**Records for the exercise**.
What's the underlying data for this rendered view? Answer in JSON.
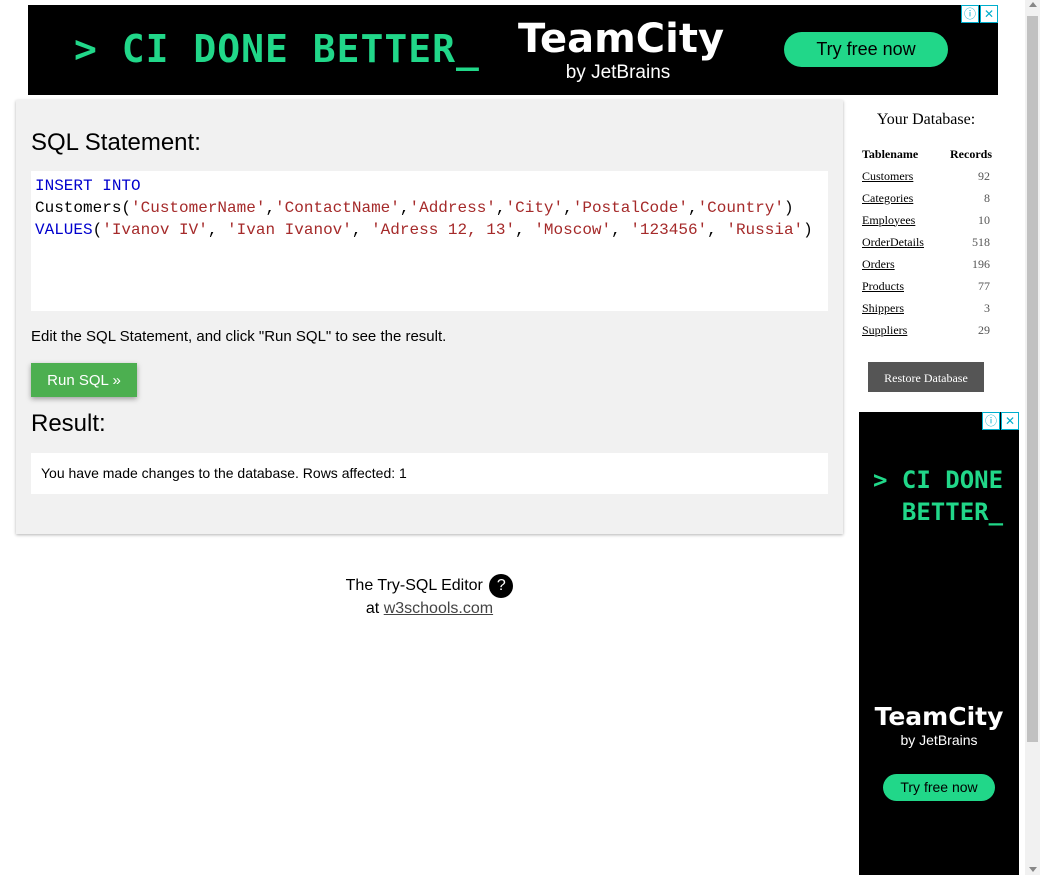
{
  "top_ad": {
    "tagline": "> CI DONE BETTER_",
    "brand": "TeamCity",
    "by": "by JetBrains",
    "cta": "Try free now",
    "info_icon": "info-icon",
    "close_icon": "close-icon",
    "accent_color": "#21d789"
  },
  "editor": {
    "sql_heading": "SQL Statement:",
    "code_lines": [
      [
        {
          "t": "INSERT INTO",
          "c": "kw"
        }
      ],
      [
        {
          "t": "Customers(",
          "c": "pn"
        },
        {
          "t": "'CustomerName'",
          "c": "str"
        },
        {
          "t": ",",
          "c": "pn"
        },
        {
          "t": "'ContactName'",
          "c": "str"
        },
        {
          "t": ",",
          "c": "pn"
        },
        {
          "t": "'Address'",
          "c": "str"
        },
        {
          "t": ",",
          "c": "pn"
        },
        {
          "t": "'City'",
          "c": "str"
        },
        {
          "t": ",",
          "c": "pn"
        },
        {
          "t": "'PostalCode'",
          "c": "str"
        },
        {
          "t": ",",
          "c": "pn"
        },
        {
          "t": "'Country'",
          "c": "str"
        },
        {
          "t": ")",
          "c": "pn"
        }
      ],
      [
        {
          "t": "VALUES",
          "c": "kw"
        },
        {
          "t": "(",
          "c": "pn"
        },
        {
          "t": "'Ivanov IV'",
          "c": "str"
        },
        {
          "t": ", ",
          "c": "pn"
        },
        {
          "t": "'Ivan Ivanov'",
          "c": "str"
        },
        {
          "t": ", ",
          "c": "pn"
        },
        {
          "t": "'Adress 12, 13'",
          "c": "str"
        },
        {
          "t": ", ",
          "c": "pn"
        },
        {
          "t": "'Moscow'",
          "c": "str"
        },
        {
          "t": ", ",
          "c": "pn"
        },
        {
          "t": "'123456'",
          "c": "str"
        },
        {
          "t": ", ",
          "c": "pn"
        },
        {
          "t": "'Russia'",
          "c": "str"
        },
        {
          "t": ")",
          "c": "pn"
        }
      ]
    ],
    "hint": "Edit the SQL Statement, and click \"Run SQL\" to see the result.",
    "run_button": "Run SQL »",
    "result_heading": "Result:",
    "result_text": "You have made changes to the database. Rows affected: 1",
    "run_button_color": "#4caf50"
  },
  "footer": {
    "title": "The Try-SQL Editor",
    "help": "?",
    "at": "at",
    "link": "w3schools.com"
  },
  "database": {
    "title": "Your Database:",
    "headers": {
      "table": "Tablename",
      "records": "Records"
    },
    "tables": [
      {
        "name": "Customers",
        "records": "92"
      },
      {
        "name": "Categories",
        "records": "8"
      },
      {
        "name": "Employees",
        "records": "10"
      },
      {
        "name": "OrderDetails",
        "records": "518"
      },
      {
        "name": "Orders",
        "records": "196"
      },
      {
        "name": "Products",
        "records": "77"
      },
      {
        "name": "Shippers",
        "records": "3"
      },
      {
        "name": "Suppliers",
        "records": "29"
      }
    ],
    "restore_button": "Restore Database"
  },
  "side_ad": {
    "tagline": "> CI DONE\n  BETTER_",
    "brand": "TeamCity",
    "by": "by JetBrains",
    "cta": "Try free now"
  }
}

--

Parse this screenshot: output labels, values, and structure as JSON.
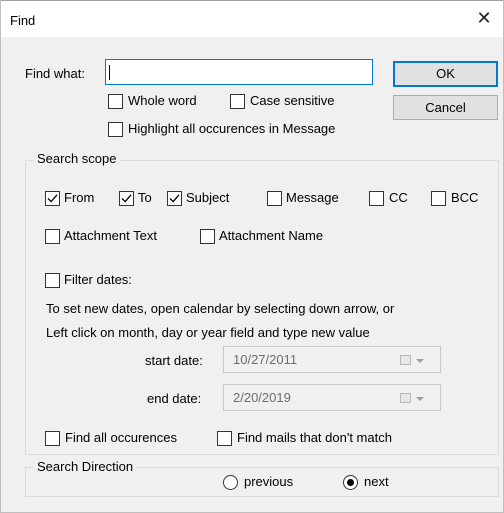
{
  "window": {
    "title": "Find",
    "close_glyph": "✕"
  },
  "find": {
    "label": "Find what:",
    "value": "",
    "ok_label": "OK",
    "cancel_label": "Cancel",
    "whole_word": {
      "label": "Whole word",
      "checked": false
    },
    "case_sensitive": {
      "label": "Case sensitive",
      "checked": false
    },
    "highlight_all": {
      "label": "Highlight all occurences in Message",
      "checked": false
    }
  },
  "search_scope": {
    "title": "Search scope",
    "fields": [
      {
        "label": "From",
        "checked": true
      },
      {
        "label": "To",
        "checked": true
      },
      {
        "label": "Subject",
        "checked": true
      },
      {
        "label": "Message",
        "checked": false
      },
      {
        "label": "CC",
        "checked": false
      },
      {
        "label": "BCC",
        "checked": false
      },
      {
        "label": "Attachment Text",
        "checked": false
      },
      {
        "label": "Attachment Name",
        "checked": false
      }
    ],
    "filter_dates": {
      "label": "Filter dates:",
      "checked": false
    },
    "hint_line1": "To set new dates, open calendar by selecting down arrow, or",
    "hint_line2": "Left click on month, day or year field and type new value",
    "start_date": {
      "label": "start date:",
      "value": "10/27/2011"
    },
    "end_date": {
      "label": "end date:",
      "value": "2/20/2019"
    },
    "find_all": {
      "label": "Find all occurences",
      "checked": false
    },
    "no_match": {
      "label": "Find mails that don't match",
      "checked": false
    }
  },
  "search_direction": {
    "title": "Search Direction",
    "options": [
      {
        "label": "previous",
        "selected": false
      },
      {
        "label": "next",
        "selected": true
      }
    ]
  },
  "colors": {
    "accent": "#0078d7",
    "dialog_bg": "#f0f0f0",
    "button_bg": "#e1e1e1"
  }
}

**Your goal**. Locate the lines above that hold the word "DONE". Show every one of them.

**Result for this exercise**.
    "tagline": "> CI DONE BETTER_",
    "tagline": "> CI DONE\n  BETTER_",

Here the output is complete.